----- Dataset records -----
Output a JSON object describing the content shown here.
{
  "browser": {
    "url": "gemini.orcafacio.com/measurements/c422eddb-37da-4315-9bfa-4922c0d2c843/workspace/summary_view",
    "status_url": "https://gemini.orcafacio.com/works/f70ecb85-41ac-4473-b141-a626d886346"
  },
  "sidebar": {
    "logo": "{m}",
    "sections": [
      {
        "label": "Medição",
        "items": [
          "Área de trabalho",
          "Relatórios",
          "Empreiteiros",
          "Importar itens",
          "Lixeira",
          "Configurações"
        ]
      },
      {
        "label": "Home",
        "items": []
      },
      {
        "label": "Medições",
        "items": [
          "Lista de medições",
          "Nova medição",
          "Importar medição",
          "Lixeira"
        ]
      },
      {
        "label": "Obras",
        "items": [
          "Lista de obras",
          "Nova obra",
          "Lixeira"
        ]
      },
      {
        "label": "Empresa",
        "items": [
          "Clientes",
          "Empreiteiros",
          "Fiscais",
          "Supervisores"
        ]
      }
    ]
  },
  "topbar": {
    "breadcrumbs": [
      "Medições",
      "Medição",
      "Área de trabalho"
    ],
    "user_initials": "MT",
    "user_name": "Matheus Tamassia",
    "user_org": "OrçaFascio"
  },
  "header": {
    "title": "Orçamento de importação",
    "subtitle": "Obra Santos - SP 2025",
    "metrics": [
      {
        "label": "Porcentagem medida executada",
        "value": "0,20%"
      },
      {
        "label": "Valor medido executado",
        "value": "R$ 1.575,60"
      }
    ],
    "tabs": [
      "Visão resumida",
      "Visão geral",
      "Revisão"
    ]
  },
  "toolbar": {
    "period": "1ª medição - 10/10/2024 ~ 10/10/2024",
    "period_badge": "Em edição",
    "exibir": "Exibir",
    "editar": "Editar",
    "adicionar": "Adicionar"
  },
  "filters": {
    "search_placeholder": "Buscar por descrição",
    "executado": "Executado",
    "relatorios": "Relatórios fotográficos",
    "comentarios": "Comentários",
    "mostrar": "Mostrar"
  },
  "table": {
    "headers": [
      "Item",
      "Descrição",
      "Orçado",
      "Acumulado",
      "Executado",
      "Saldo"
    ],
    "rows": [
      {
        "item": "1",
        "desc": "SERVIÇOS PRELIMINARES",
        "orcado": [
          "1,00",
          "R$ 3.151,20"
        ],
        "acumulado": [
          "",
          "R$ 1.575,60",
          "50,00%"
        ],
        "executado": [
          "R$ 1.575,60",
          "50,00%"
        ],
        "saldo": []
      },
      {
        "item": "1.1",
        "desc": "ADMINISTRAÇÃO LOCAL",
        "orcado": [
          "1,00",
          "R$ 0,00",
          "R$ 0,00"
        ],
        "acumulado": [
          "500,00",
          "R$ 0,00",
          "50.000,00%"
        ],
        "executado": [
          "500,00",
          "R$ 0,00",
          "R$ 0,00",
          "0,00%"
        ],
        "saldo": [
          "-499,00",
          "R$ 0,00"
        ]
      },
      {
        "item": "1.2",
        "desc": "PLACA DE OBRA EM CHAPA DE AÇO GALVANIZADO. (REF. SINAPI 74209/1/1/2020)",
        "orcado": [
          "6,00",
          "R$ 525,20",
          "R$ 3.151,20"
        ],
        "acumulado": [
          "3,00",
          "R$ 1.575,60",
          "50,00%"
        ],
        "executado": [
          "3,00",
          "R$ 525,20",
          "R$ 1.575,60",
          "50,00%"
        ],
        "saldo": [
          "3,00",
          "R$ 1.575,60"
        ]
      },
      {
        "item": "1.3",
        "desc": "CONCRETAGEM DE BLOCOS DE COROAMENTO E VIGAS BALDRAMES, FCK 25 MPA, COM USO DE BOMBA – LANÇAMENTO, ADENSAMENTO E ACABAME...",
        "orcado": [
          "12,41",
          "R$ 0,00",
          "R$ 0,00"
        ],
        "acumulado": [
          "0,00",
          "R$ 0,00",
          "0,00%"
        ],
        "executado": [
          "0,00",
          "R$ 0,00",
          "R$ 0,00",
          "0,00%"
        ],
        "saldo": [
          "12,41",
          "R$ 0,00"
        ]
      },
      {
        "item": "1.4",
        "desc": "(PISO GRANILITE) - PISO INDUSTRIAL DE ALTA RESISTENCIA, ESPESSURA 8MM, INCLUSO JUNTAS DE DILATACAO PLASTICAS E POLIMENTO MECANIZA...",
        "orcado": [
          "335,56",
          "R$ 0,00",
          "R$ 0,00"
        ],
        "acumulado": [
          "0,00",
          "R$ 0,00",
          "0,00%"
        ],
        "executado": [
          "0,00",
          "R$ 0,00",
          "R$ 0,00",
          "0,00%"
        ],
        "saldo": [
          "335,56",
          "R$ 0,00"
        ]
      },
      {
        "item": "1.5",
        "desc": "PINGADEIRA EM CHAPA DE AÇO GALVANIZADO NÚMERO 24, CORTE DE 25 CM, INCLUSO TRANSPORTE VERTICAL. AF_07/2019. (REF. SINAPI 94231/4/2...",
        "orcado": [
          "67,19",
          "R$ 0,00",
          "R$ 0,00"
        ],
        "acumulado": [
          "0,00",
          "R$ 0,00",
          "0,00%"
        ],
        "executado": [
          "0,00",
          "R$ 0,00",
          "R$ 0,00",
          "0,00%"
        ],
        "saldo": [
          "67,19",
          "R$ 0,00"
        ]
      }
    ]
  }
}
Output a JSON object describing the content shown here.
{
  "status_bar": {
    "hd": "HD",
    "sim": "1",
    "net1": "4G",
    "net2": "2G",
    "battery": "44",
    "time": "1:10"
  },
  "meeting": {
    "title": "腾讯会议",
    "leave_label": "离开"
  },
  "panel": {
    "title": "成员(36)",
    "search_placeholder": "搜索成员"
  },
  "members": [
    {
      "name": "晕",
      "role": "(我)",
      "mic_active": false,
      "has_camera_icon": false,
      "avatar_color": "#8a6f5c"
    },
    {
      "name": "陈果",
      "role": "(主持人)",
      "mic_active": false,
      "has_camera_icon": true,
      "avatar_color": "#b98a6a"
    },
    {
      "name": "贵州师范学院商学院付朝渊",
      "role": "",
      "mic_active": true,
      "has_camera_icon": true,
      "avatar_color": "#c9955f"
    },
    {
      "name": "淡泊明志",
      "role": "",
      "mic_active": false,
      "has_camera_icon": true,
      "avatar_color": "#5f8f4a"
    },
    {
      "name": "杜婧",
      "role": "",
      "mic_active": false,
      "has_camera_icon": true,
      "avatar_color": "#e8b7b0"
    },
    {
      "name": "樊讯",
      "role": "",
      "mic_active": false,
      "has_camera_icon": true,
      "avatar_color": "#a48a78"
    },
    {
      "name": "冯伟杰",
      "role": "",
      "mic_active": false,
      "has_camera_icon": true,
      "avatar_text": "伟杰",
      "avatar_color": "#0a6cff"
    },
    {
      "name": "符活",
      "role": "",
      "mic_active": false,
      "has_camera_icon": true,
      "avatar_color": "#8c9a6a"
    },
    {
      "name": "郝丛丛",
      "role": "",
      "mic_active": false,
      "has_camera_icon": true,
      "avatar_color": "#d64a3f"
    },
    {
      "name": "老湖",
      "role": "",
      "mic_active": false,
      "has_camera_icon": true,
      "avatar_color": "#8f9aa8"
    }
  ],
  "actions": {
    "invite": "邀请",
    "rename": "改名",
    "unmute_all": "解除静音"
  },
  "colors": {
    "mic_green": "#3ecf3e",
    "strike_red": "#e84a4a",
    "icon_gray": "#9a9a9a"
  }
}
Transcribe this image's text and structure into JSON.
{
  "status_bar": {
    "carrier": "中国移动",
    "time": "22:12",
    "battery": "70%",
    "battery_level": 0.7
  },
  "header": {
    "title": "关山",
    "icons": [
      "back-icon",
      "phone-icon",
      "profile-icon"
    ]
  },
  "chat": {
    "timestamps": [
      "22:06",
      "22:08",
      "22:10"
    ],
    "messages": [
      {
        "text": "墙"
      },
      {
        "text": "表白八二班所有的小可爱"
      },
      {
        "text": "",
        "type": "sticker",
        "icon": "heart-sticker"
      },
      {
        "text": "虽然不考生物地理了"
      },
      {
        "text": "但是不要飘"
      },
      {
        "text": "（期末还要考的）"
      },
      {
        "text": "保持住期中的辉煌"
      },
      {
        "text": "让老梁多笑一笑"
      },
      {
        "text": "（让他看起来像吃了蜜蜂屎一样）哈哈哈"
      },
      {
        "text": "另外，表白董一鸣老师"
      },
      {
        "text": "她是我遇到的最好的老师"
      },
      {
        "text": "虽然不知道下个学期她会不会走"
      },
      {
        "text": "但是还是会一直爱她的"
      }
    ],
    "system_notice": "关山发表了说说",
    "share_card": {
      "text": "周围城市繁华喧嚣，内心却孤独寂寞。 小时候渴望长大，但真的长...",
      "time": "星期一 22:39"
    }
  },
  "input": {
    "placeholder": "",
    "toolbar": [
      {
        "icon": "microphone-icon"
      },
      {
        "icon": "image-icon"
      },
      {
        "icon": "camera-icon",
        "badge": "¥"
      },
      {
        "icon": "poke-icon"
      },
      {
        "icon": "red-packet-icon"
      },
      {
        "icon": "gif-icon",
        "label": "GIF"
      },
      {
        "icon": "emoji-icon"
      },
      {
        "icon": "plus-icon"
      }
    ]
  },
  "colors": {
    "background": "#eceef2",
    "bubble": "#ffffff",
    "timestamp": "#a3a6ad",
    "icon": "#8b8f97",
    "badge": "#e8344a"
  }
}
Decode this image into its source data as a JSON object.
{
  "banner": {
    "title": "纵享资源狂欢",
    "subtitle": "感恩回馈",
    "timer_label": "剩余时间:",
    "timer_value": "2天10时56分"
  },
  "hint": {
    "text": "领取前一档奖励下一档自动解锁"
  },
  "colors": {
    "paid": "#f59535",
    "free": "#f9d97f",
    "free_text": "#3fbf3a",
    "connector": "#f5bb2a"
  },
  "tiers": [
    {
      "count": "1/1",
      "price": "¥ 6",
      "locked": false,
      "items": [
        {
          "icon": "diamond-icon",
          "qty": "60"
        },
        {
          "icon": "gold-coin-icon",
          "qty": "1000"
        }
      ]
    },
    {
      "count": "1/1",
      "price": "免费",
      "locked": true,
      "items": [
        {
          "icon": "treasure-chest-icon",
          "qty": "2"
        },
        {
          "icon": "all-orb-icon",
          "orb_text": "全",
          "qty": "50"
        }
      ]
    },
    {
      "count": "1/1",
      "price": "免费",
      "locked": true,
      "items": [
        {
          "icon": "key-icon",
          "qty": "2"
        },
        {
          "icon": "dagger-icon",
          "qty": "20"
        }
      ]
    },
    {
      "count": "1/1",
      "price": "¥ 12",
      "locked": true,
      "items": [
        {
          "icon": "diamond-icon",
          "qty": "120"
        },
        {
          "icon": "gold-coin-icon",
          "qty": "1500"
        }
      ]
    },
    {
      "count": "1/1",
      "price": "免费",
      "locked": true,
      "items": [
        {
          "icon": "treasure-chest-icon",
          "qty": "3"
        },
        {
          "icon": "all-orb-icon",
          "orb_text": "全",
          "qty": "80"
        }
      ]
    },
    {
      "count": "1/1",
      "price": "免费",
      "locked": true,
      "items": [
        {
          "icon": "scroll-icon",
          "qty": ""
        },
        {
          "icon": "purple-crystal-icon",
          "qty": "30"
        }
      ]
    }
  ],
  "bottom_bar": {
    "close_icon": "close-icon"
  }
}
-----
## Set problem
Gather and copy every line of the data in which the string "image" is found.

## Problem solution
Transcribe this image's text and structure into JSON.
        "icon": "image-icon"
Decode this image into its source data as a JSON object.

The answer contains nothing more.